● **Challenge**
Below is a block of records; repeat all of them exactly.

● **Records to use**
☆ ☆ ☆ ☆ ☆

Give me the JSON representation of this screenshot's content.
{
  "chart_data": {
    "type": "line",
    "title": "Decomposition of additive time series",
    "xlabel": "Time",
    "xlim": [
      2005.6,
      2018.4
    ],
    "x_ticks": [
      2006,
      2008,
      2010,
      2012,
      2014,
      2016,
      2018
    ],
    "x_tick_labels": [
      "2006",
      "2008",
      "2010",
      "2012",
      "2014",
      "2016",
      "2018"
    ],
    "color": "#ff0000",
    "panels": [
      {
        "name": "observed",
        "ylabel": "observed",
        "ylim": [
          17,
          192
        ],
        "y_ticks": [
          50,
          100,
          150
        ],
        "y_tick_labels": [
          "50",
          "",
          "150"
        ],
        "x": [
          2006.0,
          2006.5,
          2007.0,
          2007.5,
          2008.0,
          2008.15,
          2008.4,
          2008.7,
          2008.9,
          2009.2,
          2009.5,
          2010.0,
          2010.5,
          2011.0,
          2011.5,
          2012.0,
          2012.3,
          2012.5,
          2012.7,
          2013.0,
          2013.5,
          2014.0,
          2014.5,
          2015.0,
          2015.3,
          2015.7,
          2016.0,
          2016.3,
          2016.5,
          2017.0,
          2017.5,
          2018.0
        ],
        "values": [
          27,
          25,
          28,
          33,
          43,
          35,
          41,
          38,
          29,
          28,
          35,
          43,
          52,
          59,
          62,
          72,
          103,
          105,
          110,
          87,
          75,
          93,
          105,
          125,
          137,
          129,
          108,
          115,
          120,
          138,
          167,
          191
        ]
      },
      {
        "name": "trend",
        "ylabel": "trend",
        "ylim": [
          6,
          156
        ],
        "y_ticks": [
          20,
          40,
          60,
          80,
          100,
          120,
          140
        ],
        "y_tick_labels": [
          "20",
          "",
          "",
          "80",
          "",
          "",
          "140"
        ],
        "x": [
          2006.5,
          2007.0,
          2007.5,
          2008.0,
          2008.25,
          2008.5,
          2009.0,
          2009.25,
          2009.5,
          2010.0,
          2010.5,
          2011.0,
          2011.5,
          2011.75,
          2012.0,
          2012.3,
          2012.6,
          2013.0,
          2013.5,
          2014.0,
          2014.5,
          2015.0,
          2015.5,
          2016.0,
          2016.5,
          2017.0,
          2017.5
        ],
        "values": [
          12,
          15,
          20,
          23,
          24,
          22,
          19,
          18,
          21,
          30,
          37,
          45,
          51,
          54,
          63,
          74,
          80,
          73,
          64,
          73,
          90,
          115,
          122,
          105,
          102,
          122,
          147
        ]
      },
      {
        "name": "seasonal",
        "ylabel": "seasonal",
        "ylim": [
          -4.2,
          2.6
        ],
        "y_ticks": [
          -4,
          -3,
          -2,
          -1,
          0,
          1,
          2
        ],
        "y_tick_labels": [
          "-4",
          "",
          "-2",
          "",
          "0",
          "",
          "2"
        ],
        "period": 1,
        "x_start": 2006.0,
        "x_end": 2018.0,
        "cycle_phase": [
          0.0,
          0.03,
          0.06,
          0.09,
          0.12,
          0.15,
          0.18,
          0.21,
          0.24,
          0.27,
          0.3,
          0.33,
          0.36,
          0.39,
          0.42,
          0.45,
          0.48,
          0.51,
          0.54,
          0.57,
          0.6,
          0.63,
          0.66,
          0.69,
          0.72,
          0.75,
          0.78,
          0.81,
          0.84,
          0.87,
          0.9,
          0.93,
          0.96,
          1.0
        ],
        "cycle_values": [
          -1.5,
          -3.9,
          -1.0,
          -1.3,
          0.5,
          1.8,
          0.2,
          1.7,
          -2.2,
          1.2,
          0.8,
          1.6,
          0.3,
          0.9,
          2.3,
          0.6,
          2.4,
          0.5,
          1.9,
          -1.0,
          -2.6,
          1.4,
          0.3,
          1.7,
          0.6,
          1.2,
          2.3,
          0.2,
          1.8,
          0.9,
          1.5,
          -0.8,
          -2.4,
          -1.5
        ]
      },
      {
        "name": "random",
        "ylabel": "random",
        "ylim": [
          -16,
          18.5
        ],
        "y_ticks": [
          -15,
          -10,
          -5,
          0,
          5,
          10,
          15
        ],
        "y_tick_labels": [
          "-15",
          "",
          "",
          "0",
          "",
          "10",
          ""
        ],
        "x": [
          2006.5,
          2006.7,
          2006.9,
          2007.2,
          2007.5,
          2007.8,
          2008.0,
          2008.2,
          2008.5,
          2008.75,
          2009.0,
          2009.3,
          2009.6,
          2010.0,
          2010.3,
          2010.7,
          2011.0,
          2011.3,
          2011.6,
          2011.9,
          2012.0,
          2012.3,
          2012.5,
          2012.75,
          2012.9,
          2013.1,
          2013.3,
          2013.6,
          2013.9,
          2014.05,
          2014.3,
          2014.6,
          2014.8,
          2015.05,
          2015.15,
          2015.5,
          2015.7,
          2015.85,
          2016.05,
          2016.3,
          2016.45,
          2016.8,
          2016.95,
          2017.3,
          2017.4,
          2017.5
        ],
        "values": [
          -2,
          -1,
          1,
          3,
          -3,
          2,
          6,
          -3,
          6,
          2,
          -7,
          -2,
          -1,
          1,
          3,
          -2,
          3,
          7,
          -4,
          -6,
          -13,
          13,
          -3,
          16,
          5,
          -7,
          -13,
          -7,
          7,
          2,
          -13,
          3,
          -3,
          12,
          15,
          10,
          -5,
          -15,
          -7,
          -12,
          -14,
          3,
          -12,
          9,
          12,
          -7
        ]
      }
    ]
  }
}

☆ ☆ ☆ ☆ ☆

● **Result**
Give me the JSON representation of this screenshot's content.
{
  "chart_data": {
    "type": "line",
    "title": "Decomposition of additive time series",
    "xlabel": "Time",
    "xlim": [
      2005.6,
      2018.4
    ],
    "x_ticks": [
      2006,
      2008,
      2010,
      2012,
      2014,
      2016,
      2018
    ],
    "x_tick_labels": [
      "2006",
      "2008",
      "2010",
      "2012",
      "2014",
      "2016",
      "2018"
    ],
    "color": "#ff0000",
    "panels": [
      {
        "name": "observed",
        "ylabel": "observed",
        "ylim": [
          17,
          192
        ],
        "y_ticks": [
          50,
          100,
          150
        ],
        "y_tick_labels": [
          "50",
          "",
          "150"
        ],
        "x": [
          2006.0,
          2006.5,
          2007.0,
          2007.5,
          2008.0,
          2008.15,
          2008.4,
          2008.7,
          2008.9,
          2009.2,
          2009.5,
          2010.0,
          2010.5,
          2011.0,
          2011.5,
          2012.0,
          2012.3,
          2012.5,
          2012.7,
          2013.0,
          2013.5,
          2014.0,
          2014.5,
          2015.0,
          2015.3,
          2015.7,
          2016.0,
          2016.3,
          2016.5,
          2017.0,
          2017.5,
          2018.0
        ],
        "values": [
          27,
          25,
          28,
          33,
          43,
          35,
          41,
          38,
          29,
          28,
          35,
          43,
          52,
          59,
          62,
          72,
          103,
          105,
          110,
          87,
          75,
          93,
          105,
          125,
          137,
          129,
          108,
          115,
          120,
          138,
          167,
          191
        ]
      },
      {
        "name": "trend",
        "ylabel": "trend",
        "ylim": [
          6,
          156
        ],
        "y_ticks": [
          20,
          40,
          60,
          80,
          100,
          120,
          140
        ],
        "y_tick_labels": [
          "20",
          "",
          "",
          "80",
          "",
          "",
          "140"
        ],
        "x": [
          2006.5,
          2007.0,
          2007.5,
          2008.0,
          2008.25,
          2008.5,
          2009.0,
          2009.25,
          2009.5,
          2010.0,
          2010.5,
          2011.0,
          2011.5,
          2011.75,
          2012.0,
          2012.3,
          2012.6,
          2013.0,
          2013.5,
          2014.0,
          2014.5,
          2015.0,
          2015.5,
          2016.0,
          2016.5,
          2017.0,
          2017.5
        ],
        "values": [
          12,
          15,
          20,
          23,
          24,
          22,
          19,
          18,
          21,
          30,
          37,
          45,
          51,
          54,
          63,
          74,
          80,
          73,
          64,
          73,
          90,
          115,
          122,
          105,
          102,
          122,
          147
        ]
      },
      {
        "name": "seasonal",
        "ylabel": "seasonal",
        "ylim": [
          -4.2,
          2.6
        ],
        "y_ticks": [
          -4,
          -3,
          -2,
          -1,
          0,
          1,
          2
        ],
        "y_tick_labels": [
          "-4",
          "",
          "-2",
          "",
          "0",
          "",
          "2"
        ],
        "period": 1,
        "x_start": 2006.0,
        "x_end": 2018.0,
        "cycle_phase": [
          0.0,
          0.03,
          0.06,
          0.09,
          0.12,
          0.15,
          0.18,
          0.21,
          0.24,
          0.27,
          0.3,
          0.33,
          0.36,
          0.39,
          0.42,
          0.45,
          0.48,
          0.51,
          0.54,
          0.57,
          0.6,
          0.63,
          0.66,
          0.69,
          0.72,
          0.75,
          0.78,
          0.81,
          0.84,
          0.87,
          0.9,
          0.93,
          0.96,
          1.0
        ],
        "cycle_values": [
          -1.5,
          -3.9,
          -1.0,
          -1.3,
          0.5,
          1.8,
          0.2,
          1.7,
          -2.2,
          1.2,
          0.8,
          1.6,
          0.3,
          0.9,
          2.3,
          0.6,
          2.4,
          0.5,
          1.9,
          -1.0,
          -2.6,
          1.4,
          0.3,
          1.7,
          0.6,
          1.2,
          2.3,
          0.2,
          1.8,
          0.9,
          1.5,
          -0.8,
          -2.4,
          -1.5
        ]
      },
      {
        "name": "random",
        "ylabel": "random",
        "ylim": [
          -16,
          18.5
        ],
        "y_ticks": [
          -15,
          -10,
          -5,
          0,
          5,
          10,
          15
        ],
        "y_tick_labels": [
          "-15",
          "",
          "",
          "0",
          "",
          "10",
          ""
        ],
        "x": [
          2006.5,
          2006.7,
          2006.9,
          2007.2,
          2007.5,
          2007.8,
          2008.0,
          2008.2,
          2008.5,
          2008.75,
          2009.0,
          2009.3,
          2009.6,
          2010.0,
          2010.3,
          2010.7,
          2011.0,
          2011.3,
          2011.6,
          2011.9,
          2012.0,
          2012.3,
          2012.5,
          2012.75,
          2012.9,
          2013.1,
          2013.3,
          2013.6,
          2013.9,
          2014.05,
          2014.3,
          2014.6,
          2014.8,
          2015.05,
          2015.15,
          2015.5,
          2015.7,
          2015.85,
          2016.05,
          2016.3,
          2016.45,
          2016.8,
          2016.95,
          2017.3,
          2017.4,
          2017.5
        ],
        "values": [
          -2,
          -1,
          1,
          3,
          -3,
          2,
          6,
          -3,
          6,
          2,
          -7,
          -2,
          -1,
          1,
          3,
          -2,
          3,
          7,
          -4,
          -6,
          -13,
          13,
          -3,
          16,
          5,
          -7,
          -13,
          -7,
          7,
          2,
          -13,
          3,
          -3,
          12,
          15,
          10,
          -5,
          -15,
          -7,
          -12,
          -14,
          3,
          -12,
          9,
          12,
          -7
        ]
      }
    ]
  }
}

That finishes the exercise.